* BEGIN Source data *

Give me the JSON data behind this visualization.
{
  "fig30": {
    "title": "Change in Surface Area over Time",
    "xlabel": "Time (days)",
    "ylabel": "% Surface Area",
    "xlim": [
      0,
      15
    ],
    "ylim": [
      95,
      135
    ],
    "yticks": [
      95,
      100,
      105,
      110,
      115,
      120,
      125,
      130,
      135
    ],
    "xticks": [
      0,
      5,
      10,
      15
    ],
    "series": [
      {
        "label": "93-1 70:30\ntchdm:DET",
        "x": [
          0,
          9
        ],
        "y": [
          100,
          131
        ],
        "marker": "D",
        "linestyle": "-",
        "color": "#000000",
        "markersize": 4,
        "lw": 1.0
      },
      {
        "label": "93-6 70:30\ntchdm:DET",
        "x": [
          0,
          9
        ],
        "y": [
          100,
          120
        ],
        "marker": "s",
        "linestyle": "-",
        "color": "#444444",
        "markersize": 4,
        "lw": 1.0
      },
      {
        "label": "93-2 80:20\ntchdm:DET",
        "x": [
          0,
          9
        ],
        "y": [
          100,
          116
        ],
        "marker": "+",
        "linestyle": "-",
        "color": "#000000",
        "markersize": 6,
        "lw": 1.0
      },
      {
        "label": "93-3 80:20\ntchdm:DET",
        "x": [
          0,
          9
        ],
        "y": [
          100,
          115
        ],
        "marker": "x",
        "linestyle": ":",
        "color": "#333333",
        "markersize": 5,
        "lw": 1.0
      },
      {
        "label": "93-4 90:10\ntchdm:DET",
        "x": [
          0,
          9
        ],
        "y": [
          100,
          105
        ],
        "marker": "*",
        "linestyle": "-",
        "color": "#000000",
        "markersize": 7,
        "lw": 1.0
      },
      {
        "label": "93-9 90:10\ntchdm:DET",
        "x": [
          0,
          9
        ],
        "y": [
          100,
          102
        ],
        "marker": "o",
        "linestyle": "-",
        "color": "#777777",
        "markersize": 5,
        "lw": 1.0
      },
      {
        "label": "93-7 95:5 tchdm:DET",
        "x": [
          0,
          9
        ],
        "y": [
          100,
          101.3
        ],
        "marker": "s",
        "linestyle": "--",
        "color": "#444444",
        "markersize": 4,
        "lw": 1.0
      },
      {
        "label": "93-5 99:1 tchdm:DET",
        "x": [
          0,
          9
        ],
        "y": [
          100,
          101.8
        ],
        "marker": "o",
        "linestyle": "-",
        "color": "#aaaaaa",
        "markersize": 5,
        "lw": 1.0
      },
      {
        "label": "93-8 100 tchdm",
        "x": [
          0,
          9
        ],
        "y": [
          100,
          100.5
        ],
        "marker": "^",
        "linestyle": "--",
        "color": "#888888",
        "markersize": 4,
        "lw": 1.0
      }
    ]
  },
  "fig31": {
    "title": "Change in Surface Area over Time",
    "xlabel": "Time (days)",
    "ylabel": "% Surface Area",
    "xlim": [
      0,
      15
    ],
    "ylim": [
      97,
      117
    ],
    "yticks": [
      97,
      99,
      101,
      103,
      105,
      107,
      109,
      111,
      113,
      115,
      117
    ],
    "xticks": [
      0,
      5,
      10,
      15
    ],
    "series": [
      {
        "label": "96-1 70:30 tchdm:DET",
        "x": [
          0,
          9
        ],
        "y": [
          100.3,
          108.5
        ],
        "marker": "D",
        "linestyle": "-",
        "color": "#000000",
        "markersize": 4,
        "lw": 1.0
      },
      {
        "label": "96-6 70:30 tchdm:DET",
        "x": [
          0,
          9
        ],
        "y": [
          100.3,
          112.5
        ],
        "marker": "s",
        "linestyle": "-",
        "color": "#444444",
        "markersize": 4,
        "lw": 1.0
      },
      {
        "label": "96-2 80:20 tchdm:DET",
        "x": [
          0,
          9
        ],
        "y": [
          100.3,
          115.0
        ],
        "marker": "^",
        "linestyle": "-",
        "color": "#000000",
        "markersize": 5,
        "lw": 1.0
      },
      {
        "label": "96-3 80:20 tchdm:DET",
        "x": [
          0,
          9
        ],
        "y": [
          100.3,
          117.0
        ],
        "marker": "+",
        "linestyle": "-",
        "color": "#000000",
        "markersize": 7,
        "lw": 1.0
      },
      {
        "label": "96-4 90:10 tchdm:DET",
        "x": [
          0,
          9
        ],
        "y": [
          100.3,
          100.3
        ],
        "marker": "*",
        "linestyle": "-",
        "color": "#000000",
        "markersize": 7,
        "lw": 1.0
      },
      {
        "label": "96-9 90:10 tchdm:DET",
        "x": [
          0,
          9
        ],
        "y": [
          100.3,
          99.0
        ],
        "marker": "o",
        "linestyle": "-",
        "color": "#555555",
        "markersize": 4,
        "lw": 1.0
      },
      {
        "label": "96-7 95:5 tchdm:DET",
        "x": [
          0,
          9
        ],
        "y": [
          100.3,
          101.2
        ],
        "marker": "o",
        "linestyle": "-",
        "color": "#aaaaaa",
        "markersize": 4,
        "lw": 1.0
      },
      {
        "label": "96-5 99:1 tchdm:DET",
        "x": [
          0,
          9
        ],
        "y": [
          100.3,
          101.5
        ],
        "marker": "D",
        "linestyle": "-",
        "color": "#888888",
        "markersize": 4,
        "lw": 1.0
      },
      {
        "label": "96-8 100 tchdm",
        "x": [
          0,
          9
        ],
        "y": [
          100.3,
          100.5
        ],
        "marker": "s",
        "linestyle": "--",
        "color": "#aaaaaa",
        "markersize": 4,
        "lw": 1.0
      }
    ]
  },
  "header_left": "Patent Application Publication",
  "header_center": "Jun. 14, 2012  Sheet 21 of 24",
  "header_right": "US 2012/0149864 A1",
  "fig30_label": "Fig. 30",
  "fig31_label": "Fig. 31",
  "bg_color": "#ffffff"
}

* END Source data *

▶ _Problem description_: Extract the full listing and reproduce each line exactly.

▶ _Response to the task_:
Give me the JSON data behind this visualization.
{
  "fig30": {
    "title": "Change in Surface Area over Time",
    "xlabel": "Time (days)",
    "ylabel": "% Surface Area",
    "xlim": [
      0,
      15
    ],
    "ylim": [
      95,
      135
    ],
    "yticks": [
      95,
      100,
      105,
      110,
      115,
      120,
      125,
      130,
      135
    ],
    "xticks": [
      0,
      5,
      10,
      15
    ],
    "series": [
      {
        "label": "93-1 70:30\ntchdm:DET",
        "x": [
          0,
          9
        ],
        "y": [
          100,
          131
        ],
        "marker": "D",
        "linestyle": "-",
        "color": "#000000",
        "markersize": 4,
        "lw": 1.0
      },
      {
        "label": "93-6 70:30\ntchdm:DET",
        "x": [
          0,
          9
        ],
        "y": [
          100,
          120
        ],
        "marker": "s",
        "linestyle": "-",
        "color": "#444444",
        "markersize": 4,
        "lw": 1.0
      },
      {
        "label": "93-2 80:20\ntchdm:DET",
        "x": [
          0,
          9
        ],
        "y": [
          100,
          116
        ],
        "marker": "+",
        "linestyle": "-",
        "color": "#000000",
        "markersize": 6,
        "lw": 1.0
      },
      {
        "label": "93-3 80:20\ntchdm:DET",
        "x": [
          0,
          9
        ],
        "y": [
          100,
          115
        ],
        "marker": "x",
        "linestyle": ":",
        "color": "#333333",
        "markersize": 5,
        "lw": 1.0
      },
      {
        "label": "93-4 90:10\ntchdm:DET",
        "x": [
          0,
          9
        ],
        "y": [
          100,
          105
        ],
        "marker": "*",
        "linestyle": "-",
        "color": "#000000",
        "markersize": 7,
        "lw": 1.0
      },
      {
        "label": "93-9 90:10\ntchdm:DET",
        "x": [
          0,
          9
        ],
        "y": [
          100,
          102
        ],
        "marker": "o",
        "linestyle": "-",
        "color": "#777777",
        "markersize": 5,
        "lw": 1.0
      },
      {
        "label": "93-7 95:5 tchdm:DET",
        "x": [
          0,
          9
        ],
        "y": [
          100,
          101.3
        ],
        "marker": "s",
        "linestyle": "--",
        "color": "#444444",
        "markersize": 4,
        "lw": 1.0
      },
      {
        "label": "93-5 99:1 tchdm:DET",
        "x": [
          0,
          9
        ],
        "y": [
          100,
          101.8
        ],
        "marker": "o",
        "linestyle": "-",
        "color": "#aaaaaa",
        "markersize": 5,
        "lw": 1.0
      },
      {
        "label": "93-8 100 tchdm",
        "x": [
          0,
          9
        ],
        "y": [
          100,
          100.5
        ],
        "marker": "^",
        "linestyle": "--",
        "color": "#888888",
        "markersize": 4,
        "lw": 1.0
      }
    ]
  },
  "fig31": {
    "title": "Change in Surface Area over Time",
    "xlabel": "Time (days)",
    "ylabel": "% Surface Area",
    "xlim": [
      0,
      15
    ],
    "ylim": [
      97,
      117
    ],
    "yticks": [
      97,
      99,
      101,
      103,
      105,
      107,
      109,
      111,
      113,
      115,
      117
    ],
    "xticks": [
      0,
      5,
      10,
      15
    ],
    "series": [
      {
        "label": "96-1 70:30 tchdm:DET",
        "x": [
          0,
          9
        ],
        "y": [
          100.3,
          108.5
        ],
        "marker": "D",
        "linestyle": "-",
        "color": "#000000",
        "markersize": 4,
        "lw": 1.0
      },
      {
        "label": "96-6 70:30 tchdm:DET",
        "x": [
          0,
          9
        ],
        "y": [
          100.3,
          112.5
        ],
        "marker": "s",
        "linestyle": "-",
        "color": "#444444",
        "markersize": 4,
        "lw": 1.0
      },
      {
        "label": "96-2 80:20 tchdm:DET",
        "x": [
          0,
          9
        ],
        "y": [
          100.3,
          115.0
        ],
        "marker": "^",
        "linestyle": "-",
        "color": "#000000",
        "markersize": 5,
        "lw": 1.0
      },
      {
        "label": "96-3 80:20 tchdm:DET",
        "x": [
          0,
          9
        ],
        "y": [
          100.3,
          117.0
        ],
        "marker": "+",
        "linestyle": "-",
        "color": "#000000",
        "markersize": 7,
        "lw": 1.0
      },
      {
        "label": "96-4 90:10 tchdm:DET",
        "x": [
          0,
          9
        ],
        "y": [
          100.3,
          100.3
        ],
        "marker": "*",
        "linestyle": "-",
        "color": "#000000",
        "markersize": 7,
        "lw": 1.0
      },
      {
        "label": "96-9 90:10 tchdm:DET",
        "x": [
          0,
          9
        ],
        "y": [
          100.3,
          99.0
        ],
        "marker": "o",
        "linestyle": "-",
        "color": "#555555",
        "markersize": 4,
        "lw": 1.0
      },
      {
        "label": "96-7 95:5 tchdm:DET",
        "x": [
          0,
          9
        ],
        "y": [
          100.3,
          101.2
        ],
        "marker": "o",
        "linestyle": "-",
        "color": "#aaaaaa",
        "markersize": 4,
        "lw": 1.0
      },
      {
        "label": "96-5 99:1 tchdm:DET",
        "x": [
          0,
          9
        ],
        "y": [
          100.3,
          101.5
        ],
        "marker": "D",
        "linestyle": "-",
        "color": "#888888",
        "markersize": 4,
        "lw": 1.0
      },
      {
        "label": "96-8 100 tchdm",
        "x": [
          0,
          9
        ],
        "y": [
          100.3,
          100.5
        ],
        "marker": "s",
        "linestyle": "--",
        "color": "#aaaaaa",
        "markersize": 4,
        "lw": 1.0
      }
    ]
  },
  "header_left": "Patent Application Publication",
  "header_center": "Jun. 14, 2012  Sheet 21 of 24",
  "header_right": "US 2012/0149864 A1",
  "fig30_label": "Fig. 30",
  "fig31_label": "Fig. 31",
  "bg_color": "#ffffff"
}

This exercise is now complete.